## REQUIREMENTS
Retype the records that come next, word for word.

━━━━

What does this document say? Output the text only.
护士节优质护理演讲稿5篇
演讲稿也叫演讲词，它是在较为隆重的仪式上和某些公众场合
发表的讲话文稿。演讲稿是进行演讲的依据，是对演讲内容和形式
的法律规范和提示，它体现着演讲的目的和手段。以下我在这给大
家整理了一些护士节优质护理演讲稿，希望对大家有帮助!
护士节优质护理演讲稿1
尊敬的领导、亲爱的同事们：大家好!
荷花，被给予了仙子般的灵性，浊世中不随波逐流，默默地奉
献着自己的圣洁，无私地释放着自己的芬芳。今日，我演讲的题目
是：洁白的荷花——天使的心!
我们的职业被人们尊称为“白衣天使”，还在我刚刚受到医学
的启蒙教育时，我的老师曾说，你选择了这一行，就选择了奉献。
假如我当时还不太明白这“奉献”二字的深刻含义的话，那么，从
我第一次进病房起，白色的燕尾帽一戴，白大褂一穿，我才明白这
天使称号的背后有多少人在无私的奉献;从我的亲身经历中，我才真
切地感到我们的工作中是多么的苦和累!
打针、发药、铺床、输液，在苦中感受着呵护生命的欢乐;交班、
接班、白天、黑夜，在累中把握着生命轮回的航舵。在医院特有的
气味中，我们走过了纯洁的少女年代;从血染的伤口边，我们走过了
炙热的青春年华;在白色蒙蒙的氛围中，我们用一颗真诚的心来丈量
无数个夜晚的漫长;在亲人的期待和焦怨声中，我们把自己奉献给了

━━━━

## FINISHED EXERCISE
What does this document say? Output the text only.
护士节优质护理演讲稿5篇
演讲稿也叫演讲词，它是在较为隆重的仪式上和某些公众场合
发表的讲话文稿。演讲稿是进行演讲的依据，是对演讲内容和形式
的法律规范和提示，它体现着演讲的目的和手段。以下我在这给大
家整理了一些护士节优质护理演讲稿，希望对大家有帮助!
护士节优质护理演讲稿1
尊敬的领导、亲爱的同事们：大家好!
荷花，被给予了仙子般的灵性，浊世中不随波逐流，默默地奉
献着自己的圣洁，无私地释放着自己的芬芳。今日，我演讲的题目
是：洁白的荷花——天使的心!
我们的职业被人们尊称为“白衣天使”，还在我刚刚受到医学
的启蒙教育时，我的老师曾说，你选择了这一行，就选择了奉献。
假如我当时还不太明白这“奉献”二字的深刻含义的话，那么，从
我第一次进病房起，白色的燕尾帽一戴，白大褂一穿，我才明白这
天使称号的背后有多少人在无私的奉献;从我的亲身经历中，我才真
切地感到我们的工作中是多么的苦和累!
打针、发药、铺床、输液，在苦中感受着呵护生命的欢乐;交班、
接班、白天、黑夜，在累中把握着生命轮回的航舵。在医院特有的
气味中，我们走过了纯洁的少女年代;从血染的伤口边，我们走过了
炙热的青春年华;在白色蒙蒙的氛围中，我们用一颗真诚的心来丈量
无数个夜晚的漫长;在亲人的期待和焦怨声中，我们把自己奉献给了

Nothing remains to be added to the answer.